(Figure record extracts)
┏━━
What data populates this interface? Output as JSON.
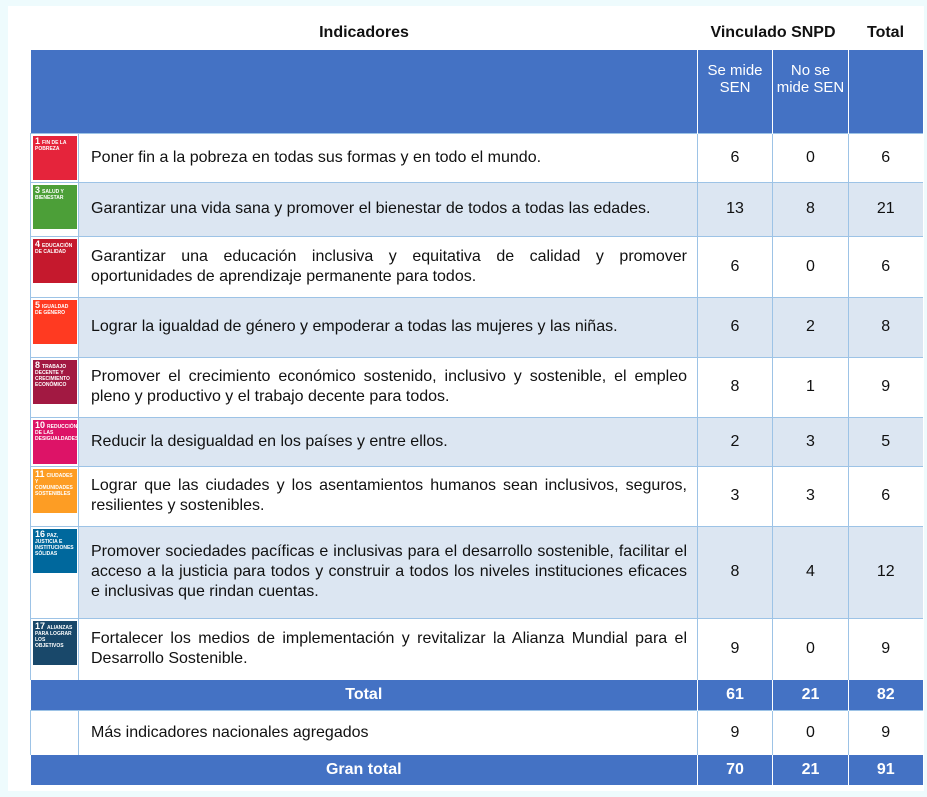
{
  "table": {
    "header": [
      "Indicadores",
      "Vinculado SNPD",
      "Total"
    ],
    "subheader": [
      "Se mide SEN",
      "No se mide SEN"
    ],
    "rows": [
      {
        "goal": "1",
        "goal_name": "FIN DE LA POBREZA",
        "color": "#e5243b",
        "text": "Poner fin a la pobreza en todas sus formas y en todo el mundo.",
        "values": [
          6,
          0,
          6
        ]
      },
      {
        "goal": "3",
        "goal_name": "SALUD Y BIENESTAR",
        "color": "#4c9f38",
        "text": "Garantizar una vida sana y promover el bienestar de todos a todas las edades.",
        "values": [
          13,
          8,
          21
        ]
      },
      {
        "goal": "4",
        "goal_name": "EDUCACIÓN DE CALIDAD",
        "color": "#c5192d",
        "text": "Garantizar una educación inclusiva y equitativa de calidad y promover oportunidades de aprendizaje permanente para todos.",
        "values": [
          6,
          0,
          6
        ]
      },
      {
        "goal": "5",
        "goal_name": "IGUALDAD DE GÉNERO",
        "color": "#ff3a21",
        "text": "Lograr la igualdad de género y empoderar a todas las mujeres y las niñas.",
        "values": [
          6,
          2,
          8
        ]
      },
      {
        "goal": "8",
        "goal_name": "TRABAJO DECENTE Y CRECIMIENTO ECONÓMICO",
        "color": "#a21942",
        "text": "Promover el crecimiento económico sostenido, inclusivo y sostenible, el empleo pleno y productivo y el trabajo decente para todos.",
        "values": [
          8,
          1,
          9
        ]
      },
      {
        "goal": "10",
        "goal_name": "REDUCCIÓN DE LAS DESIGUALDADES",
        "color": "#dd1367",
        "text": "Reducir la desigualdad en los países y entre ellos.",
        "values": [
          2,
          3,
          5
        ]
      },
      {
        "goal": "11",
        "goal_name": "CIUDADES Y COMUNIDADES SOSTENIBLES",
        "color": "#fd9d24",
        "text": "Lograr que las ciudades y los asentamientos humanos sean inclusivos, seguros, resilientes y sostenibles.",
        "values": [
          3,
          3,
          6
        ]
      },
      {
        "goal": "16",
        "goal_name": "PAZ, JUSTICIA E INSTITUCIONES SÓLIDAS",
        "color": "#00689d",
        "text": "Promover sociedades pacíficas e inclusivas para el desarrollo sostenible, facilitar el acceso a la justicia para todos y construir a todos los niveles instituciones eficaces e inclusivas que rindan cuentas.",
        "values": [
          8,
          4,
          12
        ]
      },
      {
        "goal": "17",
        "goal_name": "ALIANZAS PARA LOGRAR LOS OBJETIVOS",
        "color": "#19486a",
        "text": "Fortalecer los medios de implementación y revitalizar la Alianza Mundial para el Desarrollo Sostenible.",
        "values": [
          9,
          0,
          9
        ]
      }
    ],
    "total": {
      "label": "Total",
      "values": [
        61,
        21,
        82
      ]
    },
    "extra": {
      "text": "Más indicadores nacionales agregados",
      "values": [
        9,
        0,
        9
      ]
    },
    "grand_total": {
      "label": "Gran total",
      "values": [
        70,
        21,
        91
      ]
    }
  }
}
┗━━
Task details:
Of all the lines in the entries, how many contain the word "todos"? Give only the number.

Task output:
4